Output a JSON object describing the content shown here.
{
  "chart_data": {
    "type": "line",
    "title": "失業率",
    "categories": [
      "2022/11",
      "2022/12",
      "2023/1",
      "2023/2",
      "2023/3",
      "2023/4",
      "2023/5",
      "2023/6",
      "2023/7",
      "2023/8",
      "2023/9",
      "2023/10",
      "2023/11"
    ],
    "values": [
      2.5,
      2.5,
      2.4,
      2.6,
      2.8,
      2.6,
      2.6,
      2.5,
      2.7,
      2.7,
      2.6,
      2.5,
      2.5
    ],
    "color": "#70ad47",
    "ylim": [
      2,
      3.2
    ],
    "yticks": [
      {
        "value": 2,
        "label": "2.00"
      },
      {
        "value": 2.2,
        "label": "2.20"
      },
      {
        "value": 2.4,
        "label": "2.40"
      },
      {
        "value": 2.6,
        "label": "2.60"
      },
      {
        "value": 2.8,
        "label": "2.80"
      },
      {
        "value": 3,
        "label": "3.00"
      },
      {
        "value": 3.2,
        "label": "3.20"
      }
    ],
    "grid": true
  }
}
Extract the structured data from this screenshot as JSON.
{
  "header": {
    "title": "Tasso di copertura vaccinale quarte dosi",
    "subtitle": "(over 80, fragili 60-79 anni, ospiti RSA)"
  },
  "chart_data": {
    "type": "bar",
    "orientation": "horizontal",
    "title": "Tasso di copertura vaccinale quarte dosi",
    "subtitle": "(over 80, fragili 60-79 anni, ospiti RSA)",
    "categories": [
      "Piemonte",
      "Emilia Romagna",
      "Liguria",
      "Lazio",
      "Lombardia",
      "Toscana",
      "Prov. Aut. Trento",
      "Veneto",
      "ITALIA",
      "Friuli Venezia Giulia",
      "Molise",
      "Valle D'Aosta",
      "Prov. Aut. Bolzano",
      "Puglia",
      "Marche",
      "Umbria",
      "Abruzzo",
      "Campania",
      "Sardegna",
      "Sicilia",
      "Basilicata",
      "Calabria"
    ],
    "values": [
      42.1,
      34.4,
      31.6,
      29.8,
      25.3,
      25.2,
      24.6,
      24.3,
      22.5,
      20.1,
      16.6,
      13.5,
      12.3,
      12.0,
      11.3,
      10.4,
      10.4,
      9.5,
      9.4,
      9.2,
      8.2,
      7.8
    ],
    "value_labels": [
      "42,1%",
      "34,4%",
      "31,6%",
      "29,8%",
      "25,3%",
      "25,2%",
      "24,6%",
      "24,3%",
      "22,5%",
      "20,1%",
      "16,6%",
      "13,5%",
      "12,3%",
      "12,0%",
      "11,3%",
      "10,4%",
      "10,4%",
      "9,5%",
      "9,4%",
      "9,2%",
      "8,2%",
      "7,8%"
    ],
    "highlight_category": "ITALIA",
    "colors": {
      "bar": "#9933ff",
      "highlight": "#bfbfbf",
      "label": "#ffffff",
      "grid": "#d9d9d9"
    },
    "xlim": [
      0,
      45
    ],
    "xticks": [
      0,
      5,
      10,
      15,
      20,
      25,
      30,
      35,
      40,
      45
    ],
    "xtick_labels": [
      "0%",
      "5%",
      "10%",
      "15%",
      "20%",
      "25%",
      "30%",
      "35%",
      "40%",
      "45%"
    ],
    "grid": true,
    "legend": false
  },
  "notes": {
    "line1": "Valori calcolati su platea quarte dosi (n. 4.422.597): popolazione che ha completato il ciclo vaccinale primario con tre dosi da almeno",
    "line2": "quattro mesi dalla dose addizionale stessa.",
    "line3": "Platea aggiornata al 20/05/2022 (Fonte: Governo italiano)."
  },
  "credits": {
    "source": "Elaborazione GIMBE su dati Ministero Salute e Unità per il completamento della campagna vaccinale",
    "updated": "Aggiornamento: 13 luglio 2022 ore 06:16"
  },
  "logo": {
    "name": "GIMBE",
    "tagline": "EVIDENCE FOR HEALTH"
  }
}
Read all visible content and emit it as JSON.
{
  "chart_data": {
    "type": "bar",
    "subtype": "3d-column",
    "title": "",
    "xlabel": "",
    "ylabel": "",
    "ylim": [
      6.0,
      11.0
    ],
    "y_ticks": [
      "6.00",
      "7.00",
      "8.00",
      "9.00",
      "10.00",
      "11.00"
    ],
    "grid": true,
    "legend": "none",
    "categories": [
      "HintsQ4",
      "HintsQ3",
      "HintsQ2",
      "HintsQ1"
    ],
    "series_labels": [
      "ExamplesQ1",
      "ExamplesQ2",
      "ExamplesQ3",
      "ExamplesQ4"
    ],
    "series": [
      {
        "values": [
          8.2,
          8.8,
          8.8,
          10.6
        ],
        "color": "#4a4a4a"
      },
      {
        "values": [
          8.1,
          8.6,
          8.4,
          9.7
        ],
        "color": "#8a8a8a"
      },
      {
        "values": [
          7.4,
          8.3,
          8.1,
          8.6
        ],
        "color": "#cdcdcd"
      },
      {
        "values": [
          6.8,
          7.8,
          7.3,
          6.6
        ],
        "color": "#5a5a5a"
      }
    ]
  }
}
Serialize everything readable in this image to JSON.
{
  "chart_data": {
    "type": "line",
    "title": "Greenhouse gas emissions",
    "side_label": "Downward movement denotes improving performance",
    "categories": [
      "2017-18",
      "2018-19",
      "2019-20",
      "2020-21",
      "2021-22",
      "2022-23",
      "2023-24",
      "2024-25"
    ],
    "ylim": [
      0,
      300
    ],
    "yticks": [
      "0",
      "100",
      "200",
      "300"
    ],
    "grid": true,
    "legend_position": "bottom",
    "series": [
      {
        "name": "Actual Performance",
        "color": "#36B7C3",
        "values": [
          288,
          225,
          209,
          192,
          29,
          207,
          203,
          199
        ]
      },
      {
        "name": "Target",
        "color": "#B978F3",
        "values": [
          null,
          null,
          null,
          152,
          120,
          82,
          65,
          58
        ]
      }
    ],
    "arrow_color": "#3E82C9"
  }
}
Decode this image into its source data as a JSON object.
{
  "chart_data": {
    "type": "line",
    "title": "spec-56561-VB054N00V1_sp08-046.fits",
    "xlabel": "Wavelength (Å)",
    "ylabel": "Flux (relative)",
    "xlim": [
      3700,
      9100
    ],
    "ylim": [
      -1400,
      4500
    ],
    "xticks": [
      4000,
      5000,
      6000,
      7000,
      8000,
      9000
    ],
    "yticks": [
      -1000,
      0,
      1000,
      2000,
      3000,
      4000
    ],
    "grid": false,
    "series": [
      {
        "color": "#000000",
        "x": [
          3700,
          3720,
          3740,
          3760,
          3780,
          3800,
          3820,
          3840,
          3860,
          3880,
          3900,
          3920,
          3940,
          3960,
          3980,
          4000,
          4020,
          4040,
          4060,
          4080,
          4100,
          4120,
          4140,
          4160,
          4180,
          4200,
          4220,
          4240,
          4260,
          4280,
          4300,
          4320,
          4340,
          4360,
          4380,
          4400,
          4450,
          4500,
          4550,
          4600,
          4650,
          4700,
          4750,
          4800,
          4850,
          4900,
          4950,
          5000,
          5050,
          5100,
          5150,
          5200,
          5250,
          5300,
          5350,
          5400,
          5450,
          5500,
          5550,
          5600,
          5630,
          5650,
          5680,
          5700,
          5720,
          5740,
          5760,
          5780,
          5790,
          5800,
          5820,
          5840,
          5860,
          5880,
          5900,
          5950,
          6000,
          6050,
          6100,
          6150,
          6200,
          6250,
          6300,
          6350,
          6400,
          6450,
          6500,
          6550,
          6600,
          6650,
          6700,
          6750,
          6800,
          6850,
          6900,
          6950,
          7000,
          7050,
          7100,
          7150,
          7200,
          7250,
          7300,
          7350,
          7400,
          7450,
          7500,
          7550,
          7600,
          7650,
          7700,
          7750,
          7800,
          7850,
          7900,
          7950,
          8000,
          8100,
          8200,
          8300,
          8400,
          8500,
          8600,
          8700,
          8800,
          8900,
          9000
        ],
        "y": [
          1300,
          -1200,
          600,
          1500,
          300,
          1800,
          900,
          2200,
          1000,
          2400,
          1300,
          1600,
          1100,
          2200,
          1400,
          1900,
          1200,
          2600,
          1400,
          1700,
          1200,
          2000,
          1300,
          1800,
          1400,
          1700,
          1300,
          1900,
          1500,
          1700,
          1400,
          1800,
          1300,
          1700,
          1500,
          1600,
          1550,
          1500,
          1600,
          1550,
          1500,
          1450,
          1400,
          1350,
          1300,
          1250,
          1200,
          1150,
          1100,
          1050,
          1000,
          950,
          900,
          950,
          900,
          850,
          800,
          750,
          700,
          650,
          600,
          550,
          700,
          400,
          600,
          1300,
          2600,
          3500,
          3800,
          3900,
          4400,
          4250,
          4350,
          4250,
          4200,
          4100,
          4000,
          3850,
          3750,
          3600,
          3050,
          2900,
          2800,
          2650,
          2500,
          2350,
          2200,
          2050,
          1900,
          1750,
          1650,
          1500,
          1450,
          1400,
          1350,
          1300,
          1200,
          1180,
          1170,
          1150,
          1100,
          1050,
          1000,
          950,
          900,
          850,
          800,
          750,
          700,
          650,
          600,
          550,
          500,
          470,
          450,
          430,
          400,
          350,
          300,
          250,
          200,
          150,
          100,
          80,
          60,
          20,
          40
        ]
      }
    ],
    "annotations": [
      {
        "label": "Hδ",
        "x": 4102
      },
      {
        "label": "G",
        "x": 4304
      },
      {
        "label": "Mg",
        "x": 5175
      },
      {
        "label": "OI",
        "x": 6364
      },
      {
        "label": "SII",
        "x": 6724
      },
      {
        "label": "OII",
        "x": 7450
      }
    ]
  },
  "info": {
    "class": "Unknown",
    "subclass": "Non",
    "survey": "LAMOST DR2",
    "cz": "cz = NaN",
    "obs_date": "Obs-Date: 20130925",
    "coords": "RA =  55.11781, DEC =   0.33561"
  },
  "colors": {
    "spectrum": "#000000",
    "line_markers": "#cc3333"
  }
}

**Given exercise:**
Locate the string "content" in the listing above and copy every line where it occurs.

**Result for this task:**
Output a JSON object describing the content shown here.
Read all visible content and emit it as JSON.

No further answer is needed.